Scan the listing that follows and report how many lines contain "record". Write the number alone.
-------- Dataset
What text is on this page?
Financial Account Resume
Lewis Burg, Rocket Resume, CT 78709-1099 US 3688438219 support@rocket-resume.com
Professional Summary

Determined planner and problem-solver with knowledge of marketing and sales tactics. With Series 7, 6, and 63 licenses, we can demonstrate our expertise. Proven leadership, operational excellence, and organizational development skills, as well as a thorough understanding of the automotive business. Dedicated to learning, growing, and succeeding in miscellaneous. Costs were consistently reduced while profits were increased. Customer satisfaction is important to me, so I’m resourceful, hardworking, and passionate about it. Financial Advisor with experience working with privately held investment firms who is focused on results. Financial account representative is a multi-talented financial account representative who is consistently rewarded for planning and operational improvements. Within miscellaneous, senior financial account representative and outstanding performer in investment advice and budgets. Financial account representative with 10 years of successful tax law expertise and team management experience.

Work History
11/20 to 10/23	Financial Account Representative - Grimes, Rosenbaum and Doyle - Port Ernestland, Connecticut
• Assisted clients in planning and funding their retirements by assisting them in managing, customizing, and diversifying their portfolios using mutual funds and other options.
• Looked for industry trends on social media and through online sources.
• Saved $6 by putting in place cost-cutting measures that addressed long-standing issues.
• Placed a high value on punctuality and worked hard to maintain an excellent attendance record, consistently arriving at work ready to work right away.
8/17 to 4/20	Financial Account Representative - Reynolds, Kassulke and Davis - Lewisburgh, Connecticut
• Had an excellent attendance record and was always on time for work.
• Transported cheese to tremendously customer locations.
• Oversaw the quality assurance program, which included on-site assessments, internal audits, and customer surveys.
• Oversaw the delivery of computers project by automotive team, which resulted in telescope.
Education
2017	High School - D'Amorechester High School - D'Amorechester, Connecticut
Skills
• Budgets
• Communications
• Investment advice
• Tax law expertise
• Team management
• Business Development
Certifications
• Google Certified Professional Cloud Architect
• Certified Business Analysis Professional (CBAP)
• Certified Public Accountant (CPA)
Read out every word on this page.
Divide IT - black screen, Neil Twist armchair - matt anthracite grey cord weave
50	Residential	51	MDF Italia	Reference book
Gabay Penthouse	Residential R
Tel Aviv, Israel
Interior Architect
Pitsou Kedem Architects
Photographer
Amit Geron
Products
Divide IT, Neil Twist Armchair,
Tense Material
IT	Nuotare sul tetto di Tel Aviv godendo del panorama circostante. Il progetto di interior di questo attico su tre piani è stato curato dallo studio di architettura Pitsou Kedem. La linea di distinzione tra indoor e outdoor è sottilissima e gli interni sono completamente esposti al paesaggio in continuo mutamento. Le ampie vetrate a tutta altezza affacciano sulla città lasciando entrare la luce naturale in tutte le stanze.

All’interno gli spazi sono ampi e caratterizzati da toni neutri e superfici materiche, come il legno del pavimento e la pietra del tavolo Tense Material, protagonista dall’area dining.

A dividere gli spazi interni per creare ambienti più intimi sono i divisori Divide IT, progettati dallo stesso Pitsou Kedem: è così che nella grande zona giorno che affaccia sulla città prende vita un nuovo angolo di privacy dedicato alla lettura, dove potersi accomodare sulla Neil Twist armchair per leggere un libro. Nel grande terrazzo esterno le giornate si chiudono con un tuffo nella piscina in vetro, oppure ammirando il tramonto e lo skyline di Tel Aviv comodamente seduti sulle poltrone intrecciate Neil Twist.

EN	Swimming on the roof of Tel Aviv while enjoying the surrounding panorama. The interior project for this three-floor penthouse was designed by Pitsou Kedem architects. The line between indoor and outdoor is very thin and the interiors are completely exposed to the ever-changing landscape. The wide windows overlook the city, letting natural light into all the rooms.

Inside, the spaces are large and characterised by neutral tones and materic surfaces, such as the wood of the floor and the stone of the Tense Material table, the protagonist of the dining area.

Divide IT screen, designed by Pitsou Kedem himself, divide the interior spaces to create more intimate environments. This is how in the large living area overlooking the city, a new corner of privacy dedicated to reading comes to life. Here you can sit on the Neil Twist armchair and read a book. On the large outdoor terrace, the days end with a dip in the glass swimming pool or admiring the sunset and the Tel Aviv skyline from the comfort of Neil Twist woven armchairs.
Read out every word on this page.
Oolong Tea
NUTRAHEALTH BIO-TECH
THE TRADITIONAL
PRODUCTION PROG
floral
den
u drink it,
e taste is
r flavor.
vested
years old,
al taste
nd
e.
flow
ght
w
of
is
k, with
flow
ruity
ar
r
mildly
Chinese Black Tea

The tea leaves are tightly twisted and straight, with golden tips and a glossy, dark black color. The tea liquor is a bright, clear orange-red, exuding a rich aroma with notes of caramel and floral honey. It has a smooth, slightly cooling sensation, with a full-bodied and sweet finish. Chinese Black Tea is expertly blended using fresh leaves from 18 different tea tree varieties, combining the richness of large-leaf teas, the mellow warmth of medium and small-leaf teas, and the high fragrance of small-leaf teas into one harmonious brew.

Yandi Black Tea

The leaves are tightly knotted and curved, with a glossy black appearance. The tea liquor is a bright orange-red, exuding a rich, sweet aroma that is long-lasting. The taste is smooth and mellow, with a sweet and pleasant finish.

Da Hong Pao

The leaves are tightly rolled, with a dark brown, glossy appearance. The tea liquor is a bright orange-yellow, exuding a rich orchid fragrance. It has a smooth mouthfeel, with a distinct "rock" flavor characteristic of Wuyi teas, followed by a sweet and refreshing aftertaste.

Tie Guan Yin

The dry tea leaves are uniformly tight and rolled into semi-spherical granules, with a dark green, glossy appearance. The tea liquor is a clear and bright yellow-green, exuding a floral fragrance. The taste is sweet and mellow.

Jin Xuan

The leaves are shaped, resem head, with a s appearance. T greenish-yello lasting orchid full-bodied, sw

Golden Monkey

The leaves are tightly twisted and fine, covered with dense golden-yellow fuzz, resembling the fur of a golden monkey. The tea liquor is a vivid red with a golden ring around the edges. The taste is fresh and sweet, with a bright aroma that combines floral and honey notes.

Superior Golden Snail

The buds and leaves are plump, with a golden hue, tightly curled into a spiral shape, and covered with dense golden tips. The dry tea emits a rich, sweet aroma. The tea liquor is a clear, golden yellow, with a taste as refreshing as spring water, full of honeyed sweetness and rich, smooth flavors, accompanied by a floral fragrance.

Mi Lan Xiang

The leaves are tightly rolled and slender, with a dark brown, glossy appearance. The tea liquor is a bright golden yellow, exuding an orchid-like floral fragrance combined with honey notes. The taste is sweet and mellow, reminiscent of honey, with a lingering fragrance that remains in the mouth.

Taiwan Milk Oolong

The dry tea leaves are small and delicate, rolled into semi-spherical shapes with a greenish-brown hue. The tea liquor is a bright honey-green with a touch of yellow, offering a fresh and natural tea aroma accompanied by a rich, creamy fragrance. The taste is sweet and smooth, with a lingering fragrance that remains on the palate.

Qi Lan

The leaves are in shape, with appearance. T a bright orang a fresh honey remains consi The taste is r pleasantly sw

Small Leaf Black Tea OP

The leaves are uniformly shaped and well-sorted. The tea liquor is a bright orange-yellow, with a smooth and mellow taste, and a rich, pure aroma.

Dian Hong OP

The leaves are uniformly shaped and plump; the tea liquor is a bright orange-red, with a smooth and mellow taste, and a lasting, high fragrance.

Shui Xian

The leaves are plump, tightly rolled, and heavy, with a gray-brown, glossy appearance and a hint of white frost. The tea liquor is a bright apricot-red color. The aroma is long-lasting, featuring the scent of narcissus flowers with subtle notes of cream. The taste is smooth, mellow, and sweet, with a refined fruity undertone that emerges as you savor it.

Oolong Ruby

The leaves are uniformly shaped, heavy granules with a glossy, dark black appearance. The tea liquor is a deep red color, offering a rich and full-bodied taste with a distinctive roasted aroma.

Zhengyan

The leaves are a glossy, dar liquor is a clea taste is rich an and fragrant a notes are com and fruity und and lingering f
----------------
== The reply ==
2